**What you are asked to do**
Reply with nothing but the number of lines in the data below where the word "Anuncios" occurs.

**Entries shown**
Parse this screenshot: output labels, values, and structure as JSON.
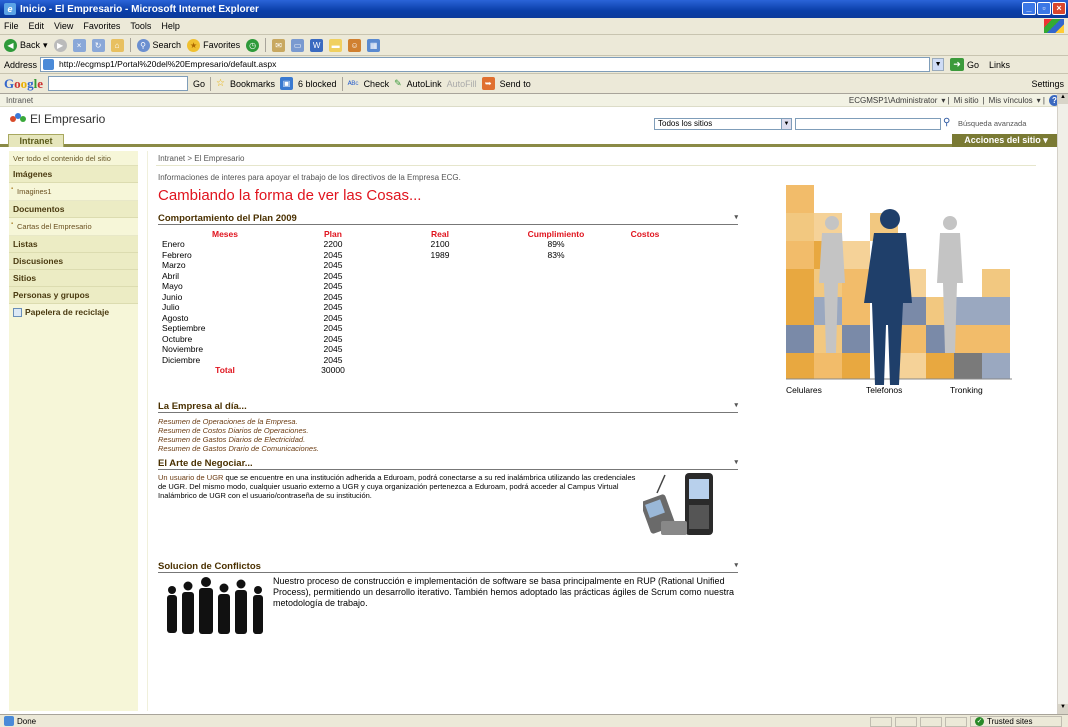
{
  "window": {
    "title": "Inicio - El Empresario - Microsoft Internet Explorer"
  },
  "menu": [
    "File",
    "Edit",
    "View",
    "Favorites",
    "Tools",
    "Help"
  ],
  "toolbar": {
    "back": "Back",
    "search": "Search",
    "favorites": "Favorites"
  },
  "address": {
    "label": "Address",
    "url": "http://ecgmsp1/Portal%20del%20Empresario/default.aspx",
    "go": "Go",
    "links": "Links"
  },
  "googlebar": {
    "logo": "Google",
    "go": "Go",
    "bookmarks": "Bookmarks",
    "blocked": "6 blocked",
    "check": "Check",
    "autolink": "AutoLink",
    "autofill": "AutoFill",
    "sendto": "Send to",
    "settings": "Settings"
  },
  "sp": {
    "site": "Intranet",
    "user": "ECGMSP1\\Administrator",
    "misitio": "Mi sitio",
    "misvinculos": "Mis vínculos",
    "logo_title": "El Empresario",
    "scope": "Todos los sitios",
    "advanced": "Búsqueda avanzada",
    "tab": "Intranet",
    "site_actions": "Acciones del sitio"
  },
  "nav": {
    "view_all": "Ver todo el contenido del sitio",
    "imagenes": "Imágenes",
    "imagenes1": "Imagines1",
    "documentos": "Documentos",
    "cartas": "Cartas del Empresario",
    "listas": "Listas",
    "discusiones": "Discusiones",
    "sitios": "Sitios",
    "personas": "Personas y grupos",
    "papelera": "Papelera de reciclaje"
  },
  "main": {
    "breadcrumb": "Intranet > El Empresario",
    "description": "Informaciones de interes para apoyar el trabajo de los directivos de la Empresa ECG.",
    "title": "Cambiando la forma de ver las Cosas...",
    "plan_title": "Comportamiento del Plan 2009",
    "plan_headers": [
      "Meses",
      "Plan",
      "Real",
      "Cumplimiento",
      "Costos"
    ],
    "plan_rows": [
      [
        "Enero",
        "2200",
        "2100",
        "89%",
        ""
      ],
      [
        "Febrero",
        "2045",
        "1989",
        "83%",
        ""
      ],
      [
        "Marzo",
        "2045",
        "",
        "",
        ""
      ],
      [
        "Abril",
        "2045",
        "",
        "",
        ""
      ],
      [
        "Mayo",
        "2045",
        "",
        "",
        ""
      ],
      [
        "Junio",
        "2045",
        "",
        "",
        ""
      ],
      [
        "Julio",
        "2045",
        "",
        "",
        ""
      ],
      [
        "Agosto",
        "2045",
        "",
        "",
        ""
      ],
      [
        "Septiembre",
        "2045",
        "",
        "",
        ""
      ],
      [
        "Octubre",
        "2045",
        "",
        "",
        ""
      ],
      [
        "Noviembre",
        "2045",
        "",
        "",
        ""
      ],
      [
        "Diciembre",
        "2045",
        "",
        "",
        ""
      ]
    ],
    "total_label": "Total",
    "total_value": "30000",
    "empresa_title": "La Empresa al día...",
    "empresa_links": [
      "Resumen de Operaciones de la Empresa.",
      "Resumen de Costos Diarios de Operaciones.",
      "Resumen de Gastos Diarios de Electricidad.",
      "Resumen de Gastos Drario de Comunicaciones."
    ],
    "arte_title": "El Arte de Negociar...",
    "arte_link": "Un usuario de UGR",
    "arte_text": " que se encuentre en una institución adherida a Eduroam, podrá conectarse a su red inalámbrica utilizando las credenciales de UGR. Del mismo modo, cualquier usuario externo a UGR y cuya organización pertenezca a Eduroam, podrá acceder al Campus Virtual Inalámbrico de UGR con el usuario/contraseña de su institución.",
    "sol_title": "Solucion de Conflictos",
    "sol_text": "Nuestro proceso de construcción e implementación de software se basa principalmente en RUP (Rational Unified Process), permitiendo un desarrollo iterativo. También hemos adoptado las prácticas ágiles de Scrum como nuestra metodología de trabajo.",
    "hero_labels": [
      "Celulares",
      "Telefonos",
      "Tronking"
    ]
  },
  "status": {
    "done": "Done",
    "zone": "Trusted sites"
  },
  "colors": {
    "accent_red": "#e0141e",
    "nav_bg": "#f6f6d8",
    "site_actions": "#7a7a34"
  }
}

==

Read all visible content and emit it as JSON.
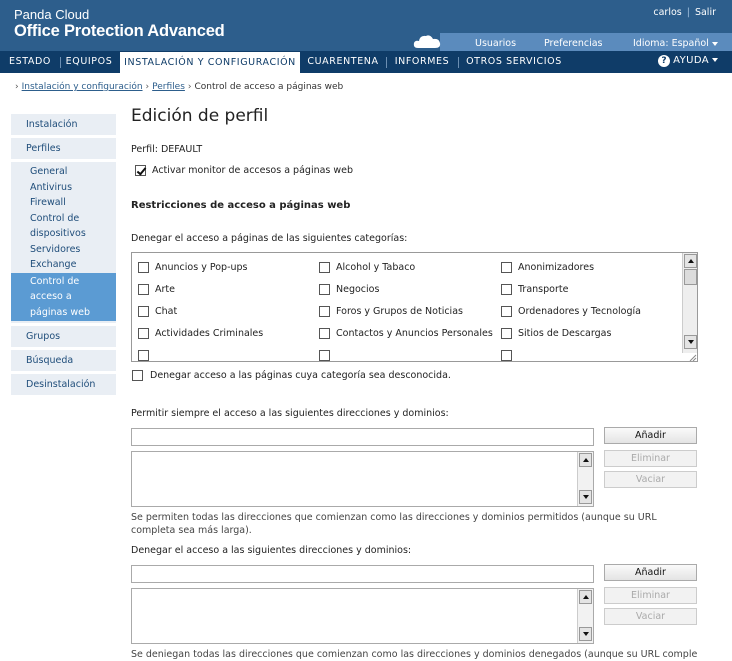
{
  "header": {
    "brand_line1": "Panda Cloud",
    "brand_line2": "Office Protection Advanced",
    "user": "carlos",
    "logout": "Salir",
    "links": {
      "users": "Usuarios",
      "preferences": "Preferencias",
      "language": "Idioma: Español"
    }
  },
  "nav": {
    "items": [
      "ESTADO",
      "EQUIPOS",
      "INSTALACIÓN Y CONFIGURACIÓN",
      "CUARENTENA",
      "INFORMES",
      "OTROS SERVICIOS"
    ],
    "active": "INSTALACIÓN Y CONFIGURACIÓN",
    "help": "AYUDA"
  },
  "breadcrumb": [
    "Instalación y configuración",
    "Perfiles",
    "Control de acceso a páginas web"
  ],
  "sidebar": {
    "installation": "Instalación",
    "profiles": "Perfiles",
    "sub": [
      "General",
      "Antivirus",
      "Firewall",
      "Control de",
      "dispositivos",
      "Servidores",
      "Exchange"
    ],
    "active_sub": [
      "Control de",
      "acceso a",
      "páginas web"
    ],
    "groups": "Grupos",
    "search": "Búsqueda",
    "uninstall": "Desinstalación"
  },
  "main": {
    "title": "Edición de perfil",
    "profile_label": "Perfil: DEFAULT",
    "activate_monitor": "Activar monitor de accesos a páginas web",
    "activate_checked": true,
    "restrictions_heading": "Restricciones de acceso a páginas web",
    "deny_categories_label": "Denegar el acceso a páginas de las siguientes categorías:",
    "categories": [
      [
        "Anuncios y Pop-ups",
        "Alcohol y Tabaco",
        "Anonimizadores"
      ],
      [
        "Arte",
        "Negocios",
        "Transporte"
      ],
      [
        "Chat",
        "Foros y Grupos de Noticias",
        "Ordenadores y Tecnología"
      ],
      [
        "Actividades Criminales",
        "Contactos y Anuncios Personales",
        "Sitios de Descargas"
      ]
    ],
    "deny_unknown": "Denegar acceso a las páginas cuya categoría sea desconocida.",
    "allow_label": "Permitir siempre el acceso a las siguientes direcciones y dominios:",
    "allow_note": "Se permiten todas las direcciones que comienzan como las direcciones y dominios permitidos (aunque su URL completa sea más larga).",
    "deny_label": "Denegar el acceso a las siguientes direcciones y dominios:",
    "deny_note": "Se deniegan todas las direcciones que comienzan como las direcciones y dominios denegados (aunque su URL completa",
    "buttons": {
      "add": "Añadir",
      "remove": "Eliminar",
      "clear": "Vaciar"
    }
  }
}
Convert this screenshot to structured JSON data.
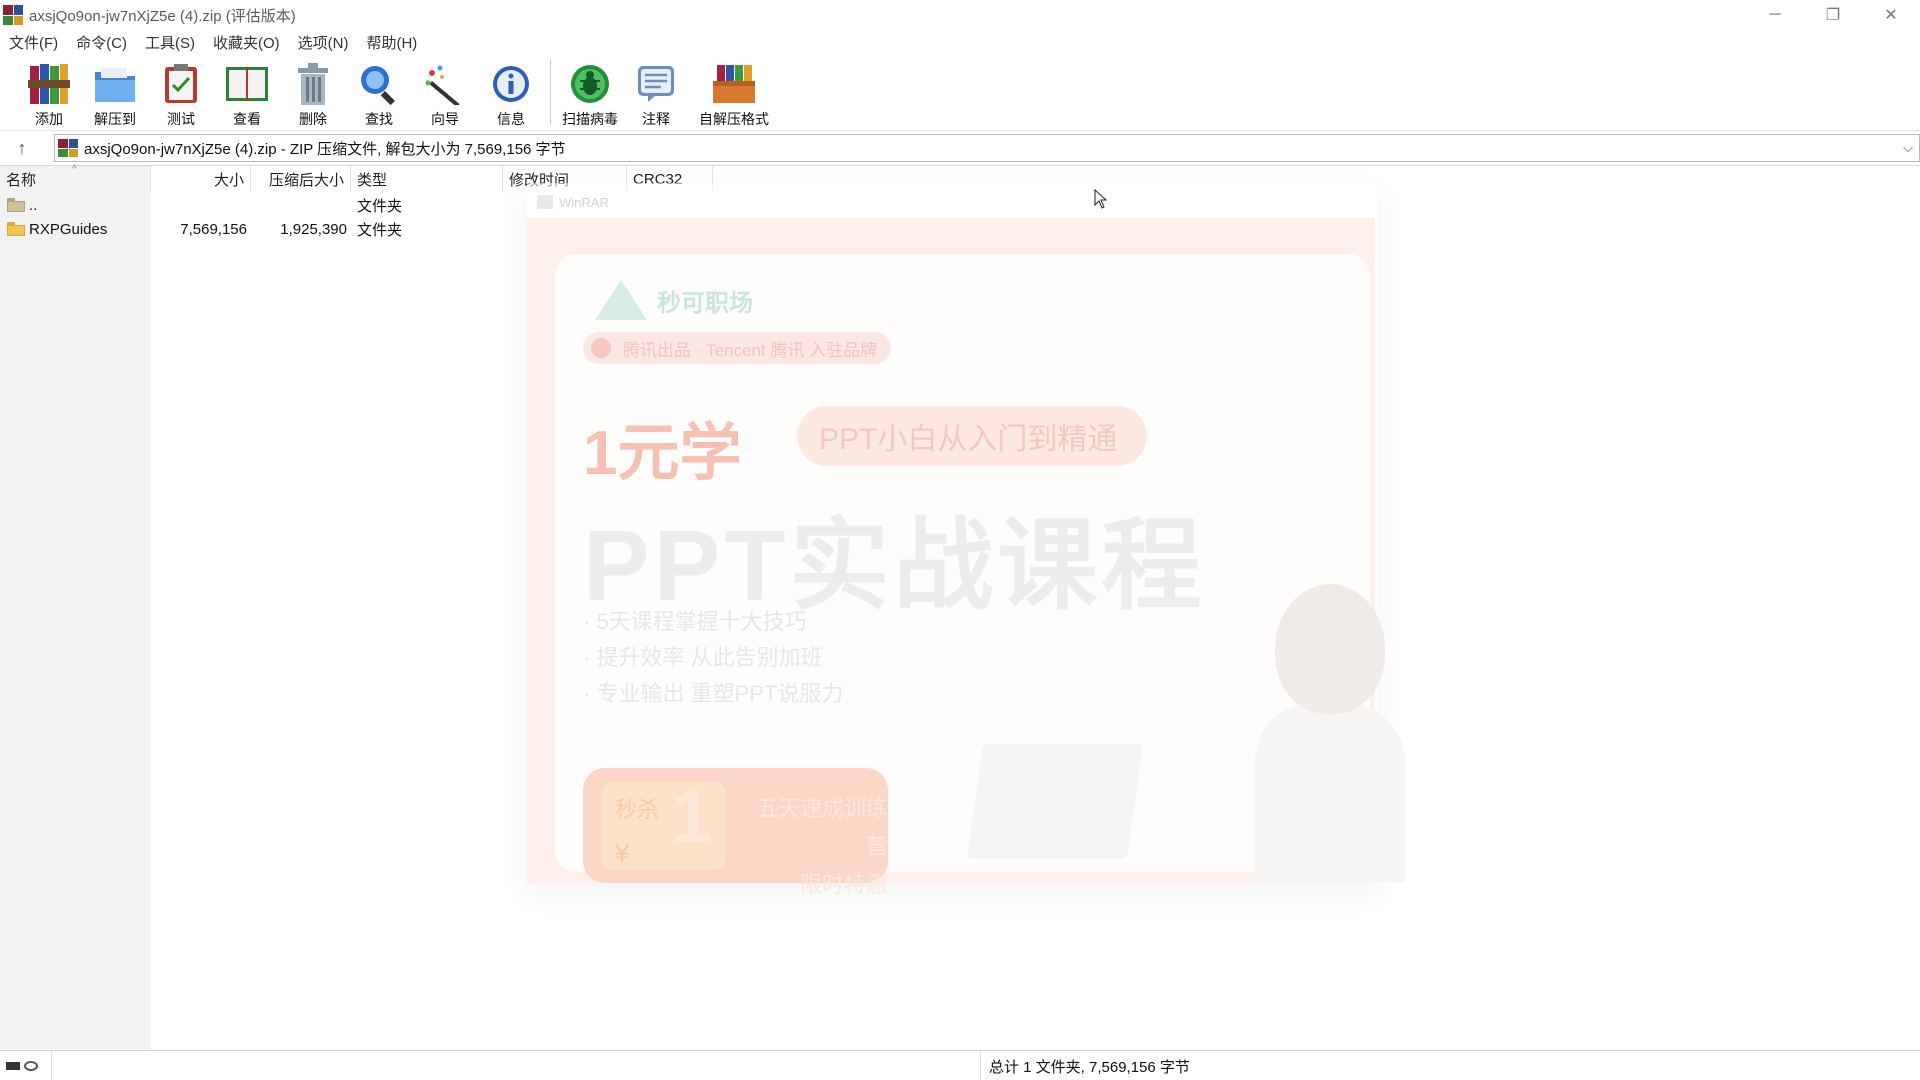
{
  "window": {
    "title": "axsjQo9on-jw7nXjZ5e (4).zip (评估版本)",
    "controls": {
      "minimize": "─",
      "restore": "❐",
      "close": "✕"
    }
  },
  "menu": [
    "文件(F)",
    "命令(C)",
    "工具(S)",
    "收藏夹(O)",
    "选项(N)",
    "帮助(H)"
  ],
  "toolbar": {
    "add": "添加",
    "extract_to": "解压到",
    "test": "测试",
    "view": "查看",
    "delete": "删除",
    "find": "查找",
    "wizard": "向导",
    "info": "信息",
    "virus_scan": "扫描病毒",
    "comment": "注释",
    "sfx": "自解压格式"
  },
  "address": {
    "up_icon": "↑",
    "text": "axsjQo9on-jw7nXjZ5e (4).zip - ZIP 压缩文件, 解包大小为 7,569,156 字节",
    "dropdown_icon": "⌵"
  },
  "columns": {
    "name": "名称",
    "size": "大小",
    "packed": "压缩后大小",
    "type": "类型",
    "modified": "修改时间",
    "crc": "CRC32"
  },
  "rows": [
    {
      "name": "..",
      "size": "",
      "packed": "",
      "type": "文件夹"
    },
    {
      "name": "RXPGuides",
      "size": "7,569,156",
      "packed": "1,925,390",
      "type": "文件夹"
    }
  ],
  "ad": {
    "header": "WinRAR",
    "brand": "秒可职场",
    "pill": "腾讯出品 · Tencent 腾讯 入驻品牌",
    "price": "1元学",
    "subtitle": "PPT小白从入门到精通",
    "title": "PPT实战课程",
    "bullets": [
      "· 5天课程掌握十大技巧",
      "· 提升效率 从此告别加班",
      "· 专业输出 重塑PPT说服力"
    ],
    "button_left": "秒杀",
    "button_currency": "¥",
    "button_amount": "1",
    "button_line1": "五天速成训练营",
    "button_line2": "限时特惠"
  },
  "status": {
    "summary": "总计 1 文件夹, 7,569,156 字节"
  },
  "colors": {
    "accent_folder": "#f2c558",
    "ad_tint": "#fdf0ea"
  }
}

**Task result**
2